■ Data supplied ■
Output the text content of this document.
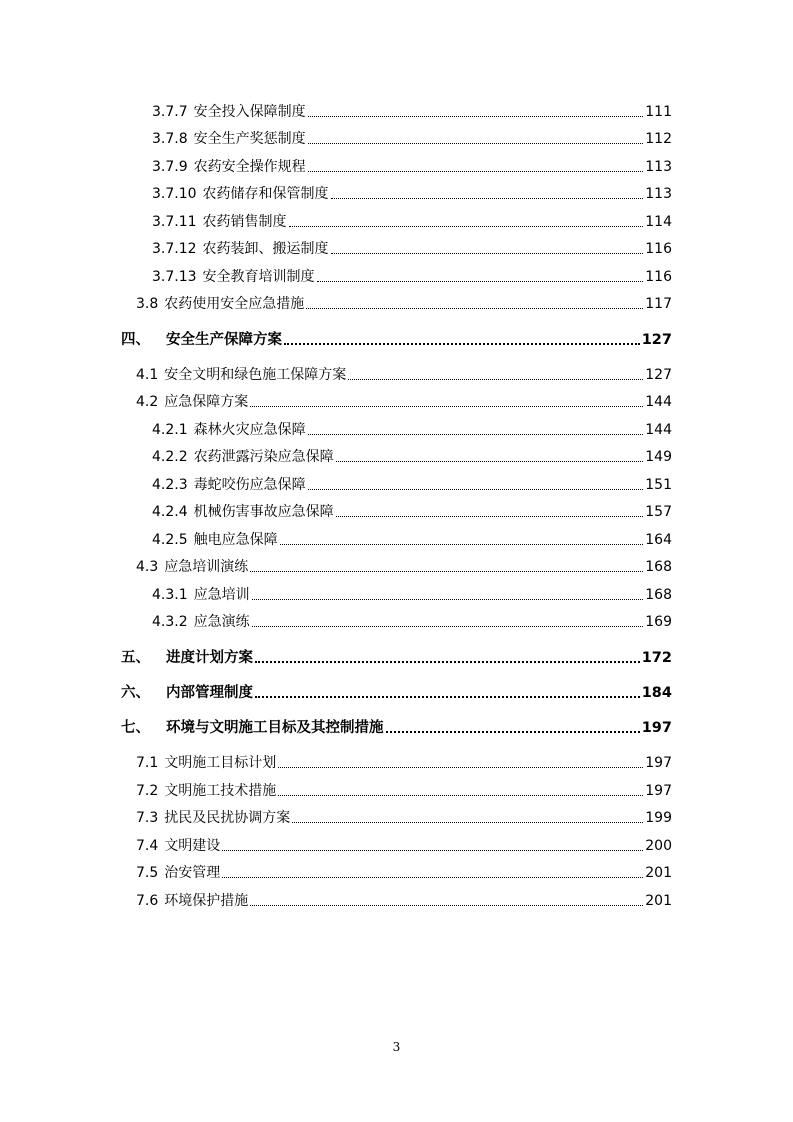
3.7.7 安全投入保障制度	111
3.7.8 安全生产奖惩制度	112
3.7.9 农药安全操作规程	113
3.7.10 农药储存和保管制度	113
3.7.11 农药销售制度	114
3.7.12 农药装卸、搬运制度	116
3.7.13 安全教育培训制度	116
3.8 农药使用安全应急措施	117
四、	安全生产保障方案	127
4.1 安全文明和绿色施工保障方案	127
4.2 应急保障方案	144
4.2.1 森林火灾应急保障	144
4.2.2 农药泄露污染应急保障	149
4.2.3 毒蛇咬伤应急保障	151
4.2.4 机械伤害事故应急保障	157
4.2.5 触电应急保障	164
4.3 应急培训演练	168
4.3.1 应急培训	168
4.3.2 应急演练	169
五、	进度计划方案	172
六、	内部管理制度	184
七、	环境与文明施工目标及其控制措施	197
7.1 文明施工目标计划	197
7.2 文明施工技术措施	197
7.3 扰民及民扰协调方案	199
7.4 文明建设	200
7.5 治安管理	201
7.6 环境保护措施	201
3
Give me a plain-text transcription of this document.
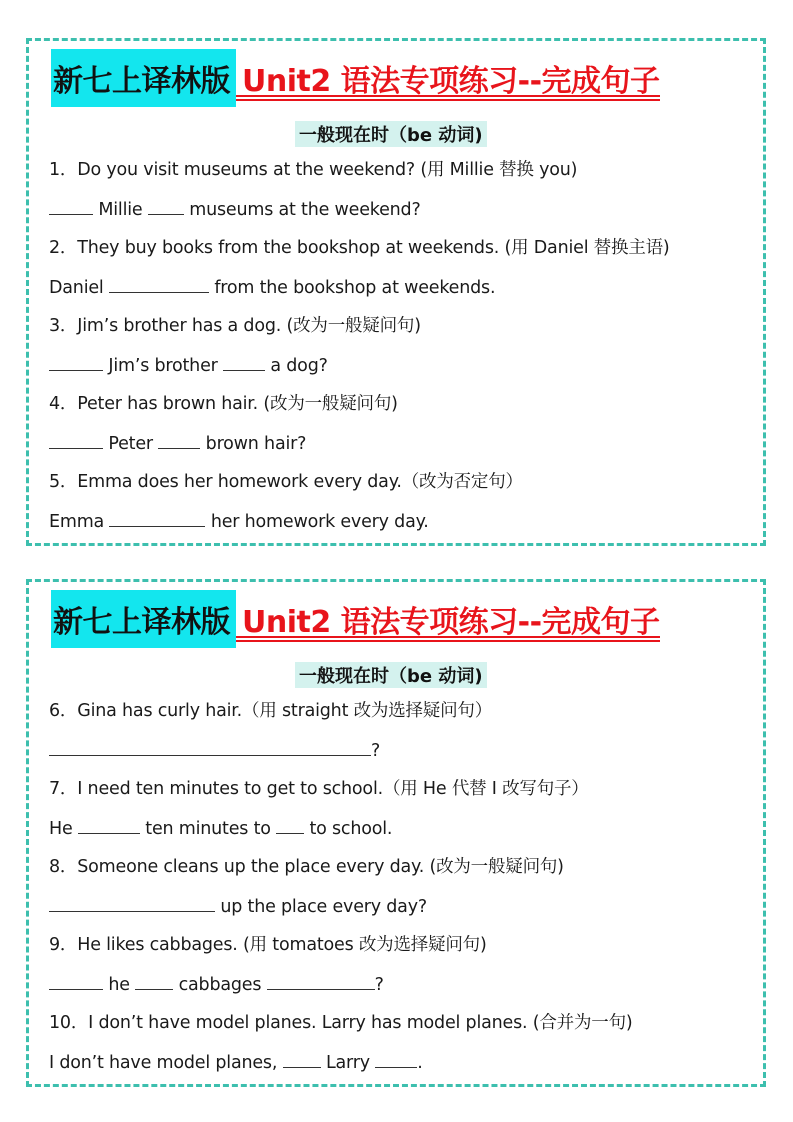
新七上译林版 Unit2 语法专项练习--完成句子
一般现在时（be 动词)
1．Do you visit museums at the weekend? (用 Millie 替换 you)
Millie	museums at the weekend?
2．They buy books from the bookshop at weekends. (用 Daniel 替换主语)
Daniel	from the bookshop at weekends.
3．Jim’s brother has a dog. (改为一般疑问句)
Jim’s brother	a dog?
4．Peter has brown hair. (改为一般疑问句)
Peter	brown hair?
5．Emma does her homework every day.（改为否定句）
Emma	her homework every day.
新七上译林版 Unit2 语法专项练习--完成句子
一般现在时（be 动词)
6．Gina has curly hair.（用 straight 改为选择疑问句）
?
7．I need ten minutes to get to school.（用 He 代替 I 改写句子）
He	ten minutes to to school.
8．Someone cleans up the place every day. (改为一般疑问句)
up the place every day?
9．He likes cabbages. (用 tomatoes 改为选择疑问句)
he	cabbages	?
10．I don’t have model planes. Larry has model planes. (合并为一句)
I don’t have model planes,	Larry	.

■ What is needed ■
Repeat the full listing above exactly, with no pictures in the copy.

■ Finished answer ■
Output the text content of this document.
3.7.7 安全投入保障制度	111
3.7.8 安全生产奖惩制度	112
3.7.9 农药安全操作规程	113
3.7.10 农药储存和保管制度	113
3.7.11 农药销售制度	114
3.7.12 农药装卸、搬运制度	116
3.7.13 安全教育培训制度	116
3.8 农药使用安全应急措施	117
四、	安全生产保障方案	127
4.1 安全文明和绿色施工保障方案	127
4.2 应急保障方案	144
4.2.1 森林火灾应急保障	144
4.2.2 农药泄露污染应急保障	149
4.2.3 毒蛇咬伤应急保障	151
4.2.4 机械伤害事故应急保障	157
4.2.5 触电应急保障	164
4.3 应急培训演练	168
4.3.1 应急培训	168
4.3.2 应急演练	169
五、	进度计划方案	172
六、	内部管理制度	184
七、	环境与文明施工目标及其控制措施	197
7.1 文明施工目标计划	197
7.2 文明施工技术措施	197
7.3 扰民及民扰协调方案	199
7.4 文明建设	200
7.5 治安管理	201
7.6 环境保护措施	201
3
Give me a plain-text transcription of this document.
新七上译林版 Unit2 语法专项练习--完成句子
一般现在时（be 动词)
1．Do you visit museums at the weekend? (用 Millie 替换 you)
Millie	museums at the weekend?
2．They buy books from the bookshop at weekends. (用 Daniel 替换主语)
Daniel	from the bookshop at weekends.
3．Jim’s brother has a dog. (改为一般疑问句)
Jim’s brother	a dog?
4．Peter has brown hair. (改为一般疑问句)
Peter	brown hair?
5．Emma does her homework every day.（改为否定句）
Emma	her homework every day.
新七上译林版 Unit2 语法专项练习--完成句子
一般现在时（be 动词)
6．Gina has curly hair.（用 straight 改为选择疑问句）
?
7．I need ten minutes to get to school.（用 He 代替 I 改写句子）
He	ten minutes to to school.
8．Someone cleans up the place every day. (改为一般疑问句)
up the place every day?
9．He likes cabbages. (用 tomatoes 改为选择疑问句)
he	cabbages	?
10．I don’t have model planes. Larry has model planes. (合并为一句)
I don’t have model planes,	Larry	.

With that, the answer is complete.